RECORDS SHOWN:
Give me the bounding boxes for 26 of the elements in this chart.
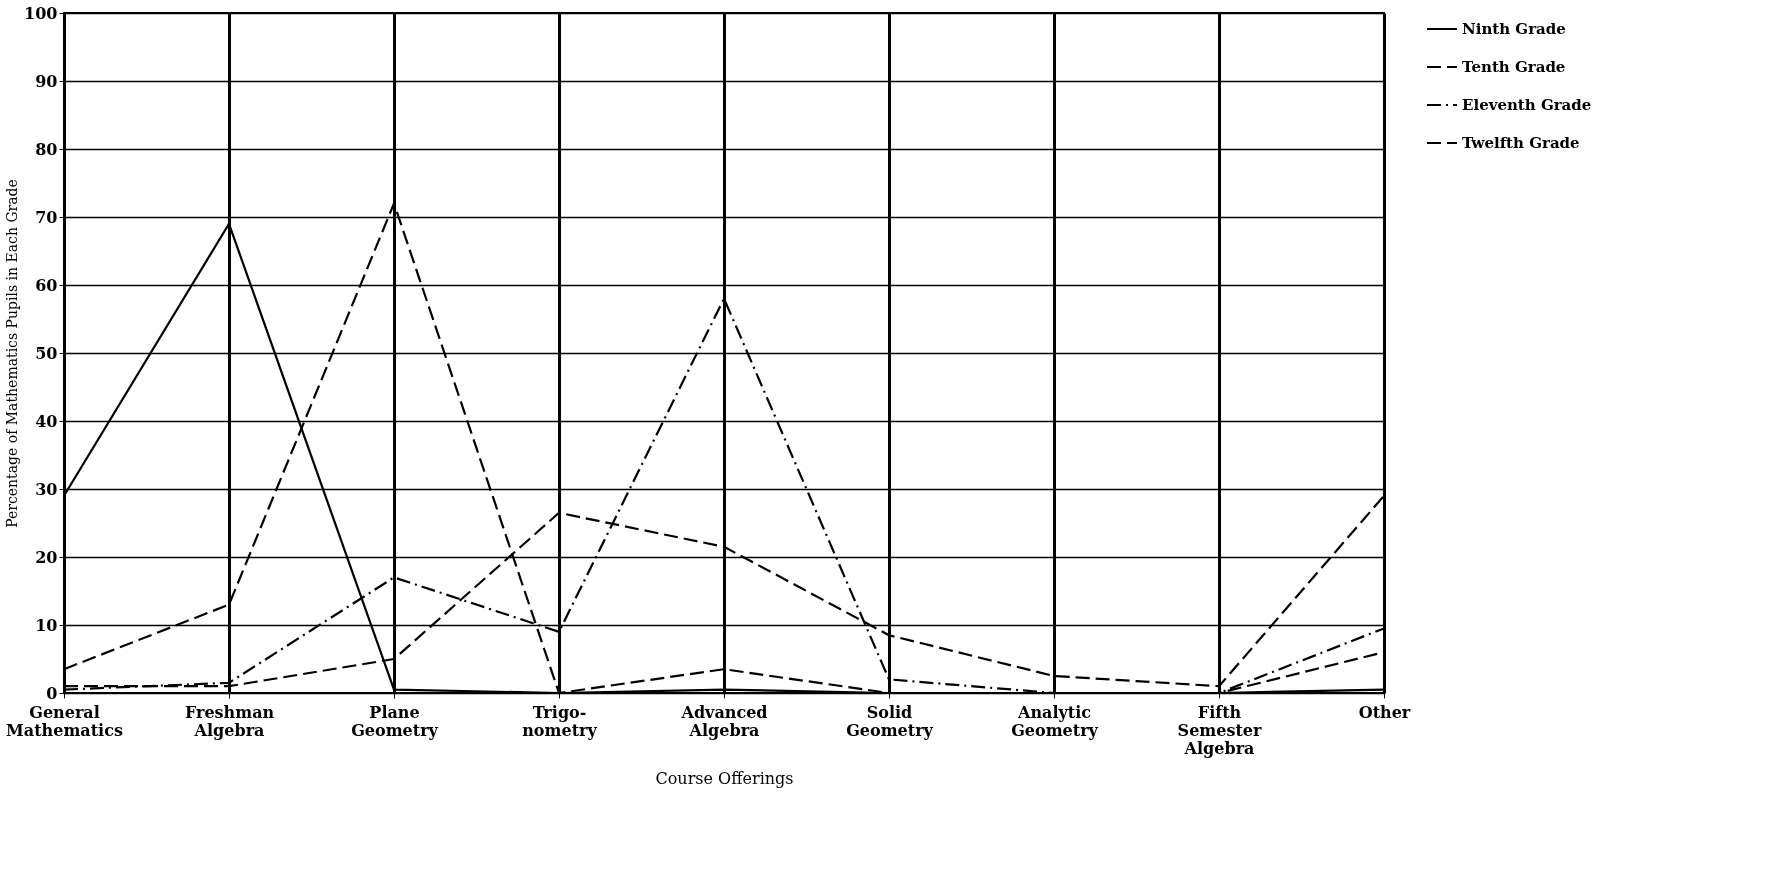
- y-tick-label: 10: [35, 615, 58, 635]
- y-tick-label: 80: [35, 139, 58, 159]
- y-tick-label: 30: [35, 479, 58, 499]
- y-tick-label: 60: [35, 275, 58, 295]
- x-tick-label: Other: [1358, 702, 1411, 722]
- x-tick-label: Plane Geometry: [351, 702, 439, 740]
- x-tick-label: Advanced Algebra: [680, 702, 768, 740]
- x-tick-label: Analytic Geometry: [1011, 702, 1099, 740]
- y-tick-label: 40: [35, 411, 58, 431]
- legend-label: Tenth Grade: [1462, 58, 1566, 76]
- x-tick-label: Solid Geometry: [846, 702, 934, 740]
- y-axis-title: Percentage of Mathematics Pupils in Each Grade: [4, 179, 21, 528]
- y-tick-label: 20: [35, 547, 58, 567]
- legend-label: Eleventh Grade: [1462, 96, 1592, 114]
- y-tick-label: 70: [35, 207, 58, 227]
- x-tick-label: Fifth Semester Algebra: [1177, 702, 1262, 758]
- x-tick-label: Freshman Algebra: [184, 702, 275, 740]
- y-tick-label: 90: [35, 71, 58, 91]
- x-axis-title: Course Offerings: [655, 768, 794, 788]
- legend-label: Ninth Grade: [1462, 20, 1566, 38]
- x-tick-label: Trigo- nometry: [522, 702, 598, 740]
- legend-label: Twelfth Grade: [1462, 134, 1580, 152]
- y-tick-label: 100: [24, 3, 58, 23]
- x-tick-label: General Mathematics: [6, 702, 123, 740]
- y-tick-label: 50: [35, 343, 58, 363]
- y-tick-label: 0: [46, 683, 58, 703]
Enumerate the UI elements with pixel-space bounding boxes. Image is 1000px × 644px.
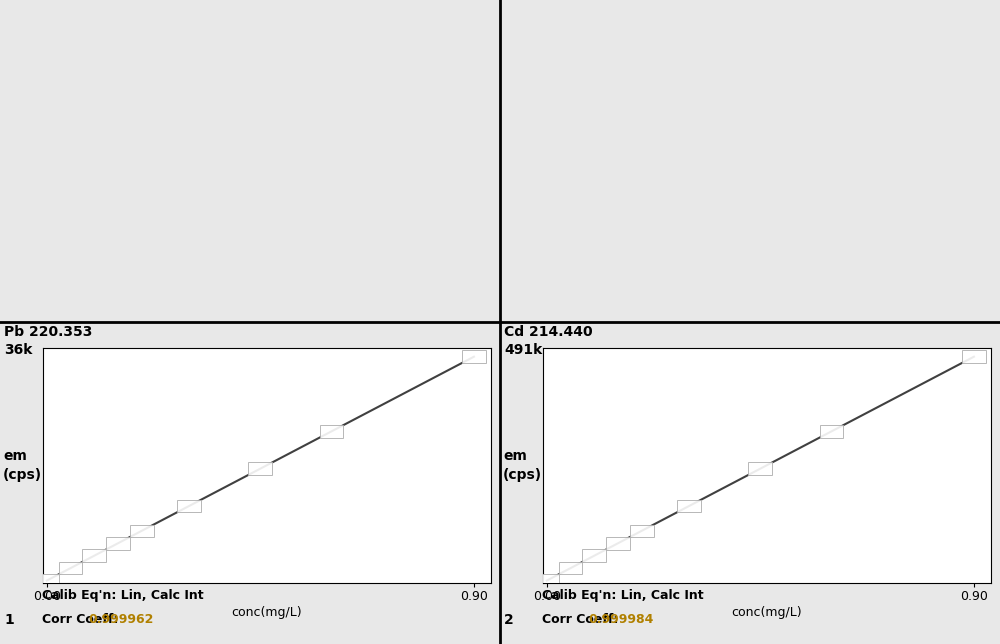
Bar: [248, 462, 272, 475]
Bar: [35, 574, 59, 587]
Bar: [535, 574, 559, 587]
Text: Calib Eq'n: Lin, Calc Int: Calib Eq'n: Lin, Calc Int: [542, 589, 704, 602]
Text: Calib Eq'n: Lin, Calc Int: Calib Eq'n: Lin, Calc Int: [42, 589, 204, 602]
Text: (cps): (cps): [503, 468, 542, 482]
Bar: [59, 562, 82, 574]
Bar: [582, 549, 606, 562]
Text: em: em: [3, 449, 27, 462]
Text: Cd 214.440: Cd 214.440: [504, 325, 593, 339]
Bar: [462, 350, 486, 363]
Bar: [177, 500, 201, 512]
Text: 1: 1: [4, 613, 14, 627]
Text: Corr Coeff:: Corr Coeff:: [42, 613, 123, 627]
Text: Pb 220.353: Pb 220.353: [4, 325, 92, 339]
Bar: [748, 462, 772, 475]
Text: 0.999984: 0.999984: [588, 613, 654, 627]
Text: 36k: 36k: [4, 343, 32, 357]
Text: em: em: [503, 449, 527, 462]
Text: Corr Coeff:: Corr Coeff:: [542, 613, 623, 627]
Bar: [630, 525, 654, 537]
Bar: [82, 549, 106, 562]
Text: 0.999962: 0.999962: [88, 613, 154, 627]
Text: 491k: 491k: [504, 343, 542, 357]
Bar: [559, 562, 582, 574]
X-axis label: conc(mg/L): conc(mg/L): [231, 605, 302, 618]
Bar: [320, 425, 343, 438]
Bar: [677, 500, 701, 512]
Text: (cps): (cps): [3, 468, 42, 482]
Bar: [962, 350, 986, 363]
X-axis label: conc(mg/L): conc(mg/L): [731, 605, 802, 618]
Bar: [130, 525, 154, 537]
Bar: [606, 537, 630, 549]
Bar: [106, 537, 130, 549]
Bar: [820, 425, 843, 438]
Text: 2: 2: [504, 613, 514, 627]
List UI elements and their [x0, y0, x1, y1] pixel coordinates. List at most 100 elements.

WRITTEN TASK: Copy every line from the one containing "- y-tick-label: 10: [35, 615, 58, 635]" down to the one containing "- y-tick-label: 20: [35, 547, 58, 567]", including both of those lines. Keep each one character for character as it appears in the rows above.

OUTPUT OF THE TASK:
- y-tick-label: 10: [35, 615, 58, 635]
- y-tick-label: 80: [35, 139, 58, 159]
- y-tick-label: 30: [35, 479, 58, 499]
- y-tick-label: 60: [35, 275, 58, 295]
- x-tick-label: Other: [1358, 702, 1411, 722]
- x-tick-label: Plane Geometry: [351, 702, 439, 740]
- x-tick-label: Advanced Algebra: [680, 702, 768, 740]
- x-tick-label: Analytic Geometry: [1011, 702, 1099, 740]
- y-tick-label: 40: [35, 411, 58, 431]
- legend-label: Tenth Grade: [1462, 58, 1566, 76]
- x-tick-label: Solid Geometry: [846, 702, 934, 740]
- y-axis-title: Percentage of Mathematics Pupils in Each Grade: [4, 179, 21, 528]
- y-tick-label: 20: [35, 547, 58, 567]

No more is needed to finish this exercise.